WHAT THE TASK ASKS
Retype each record shown below, leaving every character as it is.

TASK INPUTS
- - -

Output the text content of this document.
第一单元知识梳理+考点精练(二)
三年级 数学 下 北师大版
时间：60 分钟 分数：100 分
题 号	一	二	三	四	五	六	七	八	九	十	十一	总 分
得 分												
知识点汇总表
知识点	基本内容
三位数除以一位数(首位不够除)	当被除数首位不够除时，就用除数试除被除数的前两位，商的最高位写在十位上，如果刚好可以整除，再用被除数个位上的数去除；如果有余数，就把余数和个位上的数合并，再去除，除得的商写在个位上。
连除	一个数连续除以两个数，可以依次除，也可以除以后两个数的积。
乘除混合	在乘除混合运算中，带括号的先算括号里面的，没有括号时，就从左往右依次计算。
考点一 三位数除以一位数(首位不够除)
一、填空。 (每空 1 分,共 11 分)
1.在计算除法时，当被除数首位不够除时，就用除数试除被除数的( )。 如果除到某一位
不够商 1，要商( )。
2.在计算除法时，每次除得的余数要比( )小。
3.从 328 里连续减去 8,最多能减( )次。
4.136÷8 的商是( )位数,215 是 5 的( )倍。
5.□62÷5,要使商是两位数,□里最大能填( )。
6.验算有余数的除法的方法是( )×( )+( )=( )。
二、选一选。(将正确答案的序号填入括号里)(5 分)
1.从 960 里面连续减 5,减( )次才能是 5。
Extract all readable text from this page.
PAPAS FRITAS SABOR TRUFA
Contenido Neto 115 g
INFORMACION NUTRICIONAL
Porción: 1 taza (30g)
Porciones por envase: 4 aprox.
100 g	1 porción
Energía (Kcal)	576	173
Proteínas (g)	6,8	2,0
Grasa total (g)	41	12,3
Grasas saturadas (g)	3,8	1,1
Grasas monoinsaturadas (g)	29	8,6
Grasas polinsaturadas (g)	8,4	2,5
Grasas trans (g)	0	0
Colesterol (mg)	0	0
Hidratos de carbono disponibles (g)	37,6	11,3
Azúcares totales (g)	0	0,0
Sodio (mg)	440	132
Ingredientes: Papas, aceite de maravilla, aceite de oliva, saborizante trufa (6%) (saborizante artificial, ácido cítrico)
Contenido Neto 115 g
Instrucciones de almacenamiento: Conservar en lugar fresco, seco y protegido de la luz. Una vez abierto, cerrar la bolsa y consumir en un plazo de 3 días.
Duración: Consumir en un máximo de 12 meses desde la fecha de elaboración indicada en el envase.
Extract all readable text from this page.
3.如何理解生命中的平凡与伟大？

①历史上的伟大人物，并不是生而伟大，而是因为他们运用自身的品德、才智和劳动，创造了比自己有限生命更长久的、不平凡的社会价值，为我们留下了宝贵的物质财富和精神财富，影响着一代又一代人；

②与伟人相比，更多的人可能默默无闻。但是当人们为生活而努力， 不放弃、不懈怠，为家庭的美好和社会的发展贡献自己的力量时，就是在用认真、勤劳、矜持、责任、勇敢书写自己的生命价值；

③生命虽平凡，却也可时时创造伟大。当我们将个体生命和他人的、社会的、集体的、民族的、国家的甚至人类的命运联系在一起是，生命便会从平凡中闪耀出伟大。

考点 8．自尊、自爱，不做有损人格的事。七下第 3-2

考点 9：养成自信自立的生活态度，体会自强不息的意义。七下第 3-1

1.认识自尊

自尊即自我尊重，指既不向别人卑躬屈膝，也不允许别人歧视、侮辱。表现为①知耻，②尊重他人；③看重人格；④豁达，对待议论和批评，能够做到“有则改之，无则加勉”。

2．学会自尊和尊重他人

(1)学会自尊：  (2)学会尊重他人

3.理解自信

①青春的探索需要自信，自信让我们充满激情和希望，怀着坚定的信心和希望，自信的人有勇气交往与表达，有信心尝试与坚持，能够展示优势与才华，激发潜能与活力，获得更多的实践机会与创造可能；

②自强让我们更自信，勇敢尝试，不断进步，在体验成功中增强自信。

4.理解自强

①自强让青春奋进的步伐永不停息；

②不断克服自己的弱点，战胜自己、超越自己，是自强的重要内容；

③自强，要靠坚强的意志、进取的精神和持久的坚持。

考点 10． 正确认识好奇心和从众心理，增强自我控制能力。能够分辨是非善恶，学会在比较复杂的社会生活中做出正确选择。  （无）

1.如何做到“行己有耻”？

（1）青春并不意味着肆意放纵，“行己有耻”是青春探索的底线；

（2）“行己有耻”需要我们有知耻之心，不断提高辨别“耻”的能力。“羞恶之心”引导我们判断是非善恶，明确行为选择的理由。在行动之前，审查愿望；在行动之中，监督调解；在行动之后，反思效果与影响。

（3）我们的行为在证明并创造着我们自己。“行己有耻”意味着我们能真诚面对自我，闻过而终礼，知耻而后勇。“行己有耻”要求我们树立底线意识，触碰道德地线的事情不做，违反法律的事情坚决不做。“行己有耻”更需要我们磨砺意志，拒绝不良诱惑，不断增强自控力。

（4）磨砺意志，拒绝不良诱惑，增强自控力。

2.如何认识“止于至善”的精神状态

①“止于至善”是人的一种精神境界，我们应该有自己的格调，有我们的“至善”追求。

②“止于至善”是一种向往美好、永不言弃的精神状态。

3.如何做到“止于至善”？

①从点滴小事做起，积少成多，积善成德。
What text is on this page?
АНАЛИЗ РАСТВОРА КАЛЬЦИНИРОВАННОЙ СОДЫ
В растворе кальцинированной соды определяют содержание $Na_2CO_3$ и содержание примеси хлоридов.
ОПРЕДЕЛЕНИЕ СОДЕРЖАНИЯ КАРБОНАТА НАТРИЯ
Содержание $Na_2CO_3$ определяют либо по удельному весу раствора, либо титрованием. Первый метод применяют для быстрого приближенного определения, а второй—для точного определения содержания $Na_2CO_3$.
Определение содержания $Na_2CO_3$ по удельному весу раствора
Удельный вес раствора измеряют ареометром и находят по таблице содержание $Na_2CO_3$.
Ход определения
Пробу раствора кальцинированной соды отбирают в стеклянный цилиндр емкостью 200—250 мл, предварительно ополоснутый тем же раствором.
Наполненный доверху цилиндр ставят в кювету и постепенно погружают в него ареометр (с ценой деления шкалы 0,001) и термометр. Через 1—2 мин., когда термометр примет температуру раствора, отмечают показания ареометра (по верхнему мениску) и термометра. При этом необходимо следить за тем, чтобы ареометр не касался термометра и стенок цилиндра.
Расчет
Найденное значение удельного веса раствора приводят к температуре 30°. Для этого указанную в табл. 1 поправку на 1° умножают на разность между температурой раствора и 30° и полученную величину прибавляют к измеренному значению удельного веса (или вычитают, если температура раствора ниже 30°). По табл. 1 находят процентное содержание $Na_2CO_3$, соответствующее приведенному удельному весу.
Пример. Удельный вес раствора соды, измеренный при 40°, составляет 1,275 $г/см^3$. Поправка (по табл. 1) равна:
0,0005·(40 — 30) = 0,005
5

- - -

REPLY TO THE EXERCISE
Output the text content of this document.
第一单元知识梳理+考点精练(二)
三年级 数学 下 北师大版
时间：60 分钟 分数：100 分
题 号	一	二	三	四	五	六	七	八	九	十	十一	总 分
得 分												
知识点汇总表
知识点	基本内容
三位数除以一位数(首位不够除)	当被除数首位不够除时，就用除数试除被除数的前两位，商的最高位写在十位上，如果刚好可以整除，再用被除数个位上的数去除；如果有余数，就把余数和个位上的数合并，再去除，除得的商写在个位上。
连除	一个数连续除以两个数，可以依次除，也可以除以后两个数的积。
乘除混合	在乘除混合运算中，带括号的先算括号里面的，没有括号时，就从左往右依次计算。
考点一 三位数除以一位数(首位不够除)
一、填空。 (每空 1 分,共 11 分)
1.在计算除法时，当被除数首位不够除时，就用除数试除被除数的( )。 如果除到某一位
不够商 1，要商( )。
2.在计算除法时，每次除得的余数要比( )小。
3.从 328 里连续减去 8,最多能减( )次。
4.136÷8 的商是( )位数,215 是 5 的( )倍。
5.□62÷5,要使商是两位数,□里最大能填( )。
6.验算有余数的除法的方法是( )×( )+( )=( )。
二、选一选。(将正确答案的序号填入括号里)(5 分)
1.从 960 里面连续减 5,减( )次才能是 5。
Extract all readable text from this page.
PAPAS FRITAS SABOR TRUFA
Contenido Neto 115 g
INFORMACION NUTRICIONAL
Porción: 1 taza (30g)
Porciones por envase: 4 aprox.
100 g	1 porción
Energía (Kcal)	576	173
Proteínas (g)	6,8	2,0
Grasa total (g)	41	12,3
Grasas saturadas (g)	3,8	1,1
Grasas monoinsaturadas (g)	29	8,6
Grasas polinsaturadas (g)	8,4	2,5
Grasas trans (g)	0	0
Colesterol (mg)	0	0
Hidratos de carbono disponibles (g)	37,6	11,3
Azúcares totales (g)	0	0,0
Sodio (mg)	440	132
Ingredientes: Papas, aceite de maravilla, aceite de oliva, saborizante trufa (6%) (saborizante artificial, ácido cítrico)
Contenido Neto 115 g
Instrucciones de almacenamiento: Conservar en lugar fresco, seco y protegido de la luz. Una vez abierto, cerrar la bolsa y consumir en un plazo de 3 días.
Duración: Consumir en un máximo de 12 meses desde la fecha de elaboración indicada en el envase.
Extract all readable text from this page.
3.如何理解生命中的平凡与伟大？

①历史上的伟大人物，并不是生而伟大，而是因为他们运用自身的品德、才智和劳动，创造了比自己有限生命更长久的、不平凡的社会价值，为我们留下了宝贵的物质财富和精神财富，影响着一代又一代人；

②与伟人相比，更多的人可能默默无闻。但是当人们为生活而努力， 不放弃、不懈怠，为家庭的美好和社会的发展贡献自己的力量时，就是在用认真、勤劳、矜持、责任、勇敢书写自己的生命价值；

③生命虽平凡，却也可时时创造伟大。当我们将个体生命和他人的、社会的、集体的、民族的、国家的甚至人类的命运联系在一起是，生命便会从平凡中闪耀出伟大。

考点 8．自尊、自爱，不做有损人格的事。七下第 3-2

考点 9：养成自信自立的生活态度，体会自强不息的意义。七下第 3-1

1.认识自尊

自尊即自我尊重，指既不向别人卑躬屈膝，也不允许别人歧视、侮辱。表现为①知耻，②尊重他人；③看重人格；④豁达，对待议论和批评，能够做到“有则改之，无则加勉”。

2．学会自尊和尊重他人

(1)学会自尊：  (2)学会尊重他人

3.理解自信

①青春的探索需要自信，自信让我们充满激情和希望，怀着坚定的信心和希望，自信的人有勇气交往与表达，有信心尝试与坚持，能够展示优势与才华，激发潜能与活力，获得更多的实践机会与创造可能；

②自强让我们更自信，勇敢尝试，不断进步，在体验成功中增强自信。

4.理解自强

①自强让青春奋进的步伐永不停息；

②不断克服自己的弱点，战胜自己、超越自己，是自强的重要内容；

③自强，要靠坚强的意志、进取的精神和持久的坚持。

考点 10． 正确认识好奇心和从众心理，增强自我控制能力。能够分辨是非善恶，学会在比较复杂的社会生活中做出正确选择。  （无）

1.如何做到“行己有耻”？

（1）青春并不意味着肆意放纵，“行己有耻”是青春探索的底线；

（2）“行己有耻”需要我们有知耻之心，不断提高辨别“耻”的能力。“羞恶之心”引导我们判断是非善恶，明确行为选择的理由。在行动之前，审查愿望；在行动之中，监督调解；在行动之后，反思效果与影响。

（3）我们的行为在证明并创造着我们自己。“行己有耻”意味着我们能真诚面对自我，闻过而终礼，知耻而后勇。“行己有耻”要求我们树立底线意识，触碰道德地线的事情不做，违反法律的事情坚决不做。“行己有耻”更需要我们磨砺意志，拒绝不良诱惑，不断增强自控力。

（4）磨砺意志，拒绝不良诱惑，增强自控力。

2.如何认识“止于至善”的精神状态

①“止于至善”是人的一种精神境界，我们应该有自己的格调，有我们的“至善”追求。

②“止于至善”是一种向往美好、永不言弃的精神状态。

3.如何做到“止于至善”？

①从点滴小事做起，积少成多，积善成德。
What text is on this page?
АНАЛИЗ РАСТВОРА КАЛЬЦИНИРОВАННОЙ СОДЫ
В растворе кальцинированной соды определяют содержание $Na_2CO_3$ и содержание примеси хлоридов.
ОПРЕДЕЛЕНИЕ СОДЕРЖАНИЯ КАРБОНАТА НАТРИЯ
Содержание $Na_2CO_3$ определяют либо по удельному весу раствора, либо титрованием. Первый метод применяют для быстрого приближенного определения, а второй—для точного определения содержания $Na_2CO_3$.
Определение содержания $Na_2CO_3$ по удельному весу раствора
Удельный вес раствора измеряют ареометром и находят по таблице содержание $Na_2CO_3$.
Ход определения
Пробу раствора кальцинированной соды отбирают в стеклянный цилиндр емкостью 200—250 мл, предварительно ополоснутый тем же раствором.
Наполненный доверху цилиндр ставят в кювету и постепенно погружают в него ареометр (с ценой деления шкалы 0,001) и термометр. Через 1—2 мин., когда термометр примет температуру раствора, отмечают показания ареометра (по верхнему мениску) и термометра. При этом необходимо следить за тем, чтобы ареометр не касался термометра и стенок цилиндра.
Расчет
Найденное значение удельного веса раствора приводят к температуре 30°. Для этого указанную в табл. 1 поправку на 1° умножают на разность между температурой раствора и 30° и полученную величину прибавляют к измеренному значению удельного веса (или вычитают, если температура раствора ниже 30°). По табл. 1 находят процентное содержание $Na_2CO_3$, соответствующее приведенному удельному весу.
Пример. Удельный вес раствора соды, измеренный при 40°, составляет 1,275 $г/см^3$. Поправка (по табл. 1) равна:
0,0005·(40 — 30) = 0,005
5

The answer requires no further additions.